═════ Material for this task ═════

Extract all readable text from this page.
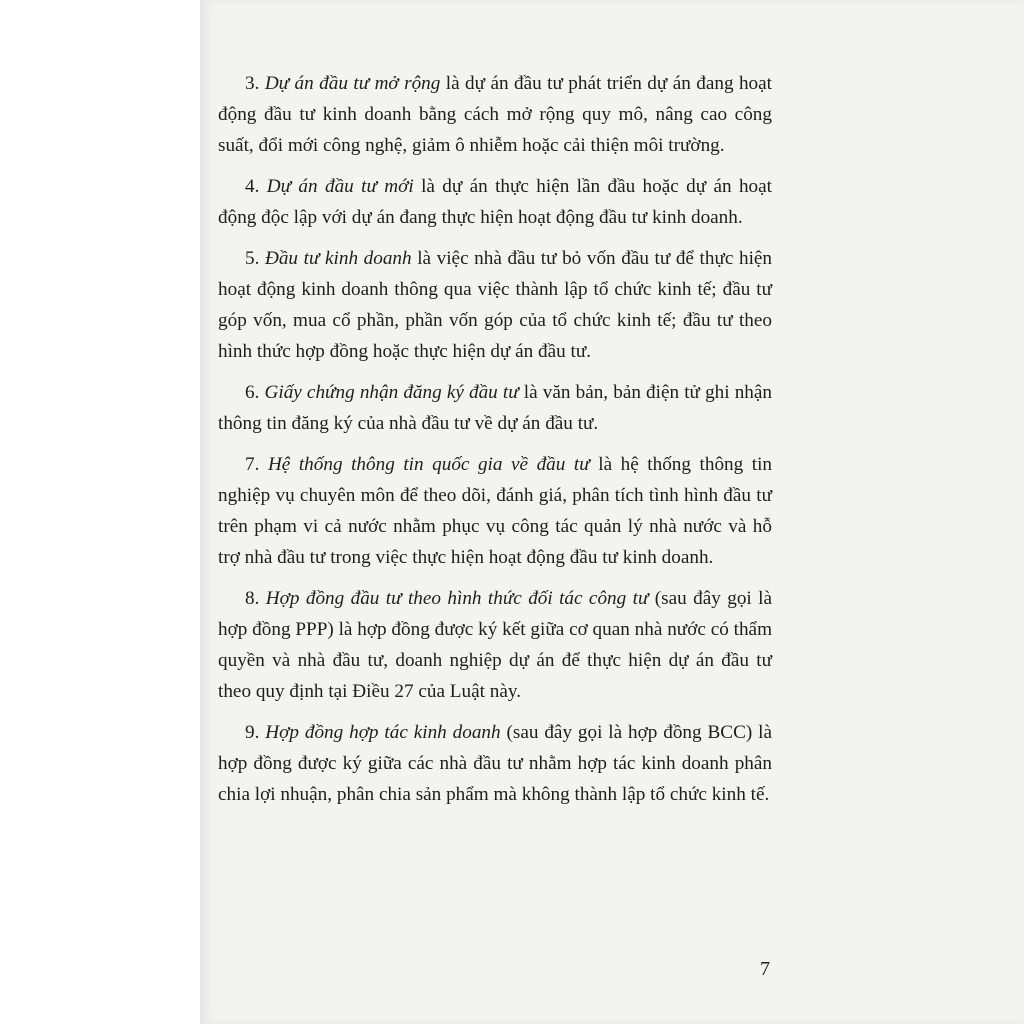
3. Dự án đầu tư mở rộng là dự án đầu tư phát triển dự án đang hoạt động đầu tư kinh doanh bằng cách mở rộng quy mô, nâng cao công suất, đổi mới công nghệ, giảm ô nhiễm hoặc cải thiện môi trường.

4. Dự án đầu tư mới là dự án thực hiện lần đầu hoặc dự án hoạt động độc lập với dự án đang thực hiện hoạt động đầu tư kinh doanh.

5. Đầu tư kinh doanh là việc nhà đầu tư bỏ vốn đầu tư để thực hiện hoạt động kinh doanh thông qua việc thành lập tổ chức kinh tế; đầu tư góp vốn, mua cổ phần, phần vốn góp của tổ chức kinh tế; đầu tư theo hình thức hợp đồng hoặc thực hiện dự án đầu tư.

6. Giấy chứng nhận đăng ký đầu tư là văn bản, bản điện tử ghi nhận thông tin đăng ký của nhà đầu tư về dự án đầu tư.

7. Hệ thống thông tin quốc gia về đầu tư là hệ thống thông tin nghiệp vụ chuyên môn để theo dõi, đánh giá, phân tích tình hình đầu tư trên phạm vi cả nước nhằm phục vụ công tác quản lý nhà nước và hỗ trợ nhà đầu tư trong việc thực hiện hoạt động đầu tư kinh doanh.

8. Hợp đồng đầu tư theo hình thức đối tác công tư (sau đây gọi là hợp đồng PPP) là hợp đồng được ký kết giữa cơ quan nhà nước có thẩm quyền và nhà đầu tư, doanh nghiệp dự án để thực hiện dự án đầu tư theo quy định tại Điều 27 của Luật này.

9. Hợp đồng hợp tác kinh doanh (sau đây gọi là hợp đồng BCC) là hợp đồng được ký giữa các nhà đầu tư nhằm hợp tác kinh doanh phân chia lợi nhuận, phân chia sản phẩm mà không thành lập tổ chức kinh tế.

7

═════

▶ [Aim of the exercise]: Copy all lines from the listing that contain "được".

▶ [Response to this exercise]:
8. Hợp đồng đầu tư theo hình thức đối tác công tư (sau đây gọi là hợp đồng PPP) là hợp đồng được ký kết giữa cơ quan nhà nước có thẩm quyền và nhà đầu tư, doanh nghiệp dự án để thực hiện dự án đầu tư theo quy định tại Điều 27 của Luật này.
9. Hợp đồng hợp tác kinh doanh (sau đây gọi là hợp đồng BCC) là hợp đồng được ký giữa các nhà đầu tư nhằm hợp tác kinh doanh phân chia lợi nhuận, phân chia sản phẩm mà không thành lập tổ chức kinh tế.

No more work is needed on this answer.